• **SHORT PROBLEM**: Send back the entries below exactly as they appear.

Begin EXTRACTED MATERIAL

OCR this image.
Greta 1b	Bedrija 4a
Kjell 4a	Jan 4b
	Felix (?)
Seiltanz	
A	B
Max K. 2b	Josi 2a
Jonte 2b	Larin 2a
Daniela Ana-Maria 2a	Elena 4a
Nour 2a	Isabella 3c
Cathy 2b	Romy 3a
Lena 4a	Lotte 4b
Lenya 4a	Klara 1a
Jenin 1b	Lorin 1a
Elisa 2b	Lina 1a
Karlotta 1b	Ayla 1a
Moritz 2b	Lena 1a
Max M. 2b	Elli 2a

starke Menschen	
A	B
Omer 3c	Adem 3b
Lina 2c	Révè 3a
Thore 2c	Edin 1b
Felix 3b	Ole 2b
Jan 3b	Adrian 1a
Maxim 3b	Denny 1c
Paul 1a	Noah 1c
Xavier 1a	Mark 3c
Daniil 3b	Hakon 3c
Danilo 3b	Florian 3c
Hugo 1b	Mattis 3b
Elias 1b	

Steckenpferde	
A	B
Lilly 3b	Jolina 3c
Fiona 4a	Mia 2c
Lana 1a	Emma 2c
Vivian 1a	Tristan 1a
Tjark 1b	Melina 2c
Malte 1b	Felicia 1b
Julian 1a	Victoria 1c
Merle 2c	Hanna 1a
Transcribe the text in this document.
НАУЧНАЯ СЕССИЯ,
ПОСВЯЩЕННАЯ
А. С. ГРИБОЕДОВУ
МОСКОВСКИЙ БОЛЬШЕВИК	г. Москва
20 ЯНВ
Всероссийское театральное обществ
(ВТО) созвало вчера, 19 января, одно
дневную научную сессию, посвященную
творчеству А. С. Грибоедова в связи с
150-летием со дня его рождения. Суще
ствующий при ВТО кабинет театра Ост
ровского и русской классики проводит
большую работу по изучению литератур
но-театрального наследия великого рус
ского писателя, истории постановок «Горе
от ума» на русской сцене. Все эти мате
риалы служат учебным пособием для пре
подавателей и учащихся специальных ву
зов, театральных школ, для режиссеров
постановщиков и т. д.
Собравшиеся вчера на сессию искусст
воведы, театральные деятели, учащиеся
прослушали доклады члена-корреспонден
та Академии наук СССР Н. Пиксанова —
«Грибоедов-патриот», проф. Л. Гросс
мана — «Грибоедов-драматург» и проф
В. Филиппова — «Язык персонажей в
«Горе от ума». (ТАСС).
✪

End EXTRACTED MATERIAL

• **TASK SOLUTION**:
OCR this image.
Greta 1b	Bedrija 4a
Kjell 4a	Jan 4b
	Felix (?)
Seiltanz	
A	B
Max K. 2b	Josi 2a
Jonte 2b	Larin 2a
Daniela Ana-Maria 2a	Elena 4a
Nour 2a	Isabella 3c
Cathy 2b	Romy 3a
Lena 4a	Lotte 4b
Lenya 4a	Klara 1a
Jenin 1b	Lorin 1a
Elisa 2b	Lina 1a
Karlotta 1b	Ayla 1a
Moritz 2b	Lena 1a
Max M. 2b	Elli 2a

starke Menschen	
A	B
Omer 3c	Adem 3b
Lina 2c	Révè 3a
Thore 2c	Edin 1b
Felix 3b	Ole 2b
Jan 3b	Adrian 1a
Maxim 3b	Denny 1c
Paul 1a	Noah 1c
Xavier 1a	Mark 3c
Daniil 3b	Hakon 3c
Danilo 3b	Florian 3c
Hugo 1b	Mattis 3b
Elias 1b	

Steckenpferde	
A	B
Lilly 3b	Jolina 3c
Fiona 4a	Mia 2c
Lana 1a	Emma 2c
Vivian 1a	Tristan 1a
Tjark 1b	Melina 2c
Malte 1b	Felicia 1b
Julian 1a	Victoria 1c
Merle 2c	Hanna 1a
Transcribe the text in this document.
НАУЧНАЯ СЕССИЯ,
ПОСВЯЩЕННАЯ
А. С. ГРИБОЕДОВУ
МОСКОВСКИЙ БОЛЬШЕВИК	г. Москва
20 ЯНВ
Всероссийское театральное обществ
(ВТО) созвало вчера, 19 января, одно
дневную научную сессию, посвященную
творчеству А. С. Грибоедова в связи с
150-летием со дня его рождения. Суще
ствующий при ВТО кабинет театра Ост
ровского и русской классики проводит
большую работу по изучению литератур
но-театрального наследия великого рус
ского писателя, истории постановок «Горе
от ума» на русской сцене. Все эти мате
риалы служат учебным пособием для пре
подавателей и учащихся специальных ву
зов, театральных школ, для режиссеров
постановщиков и т. д.
Собравшиеся вчера на сессию искусст
воведы, театральные деятели, учащиеся
прослушали доклады члена-корреспонден
та Академии наук СССР Н. Пиксанова —
«Грибоедов-патриот», проф. Л. Гросс
мана — «Грибоедов-драматург» и проф
В. Филиппова — «Язык персонажей в
«Горе от ума». (ТАСС).
✪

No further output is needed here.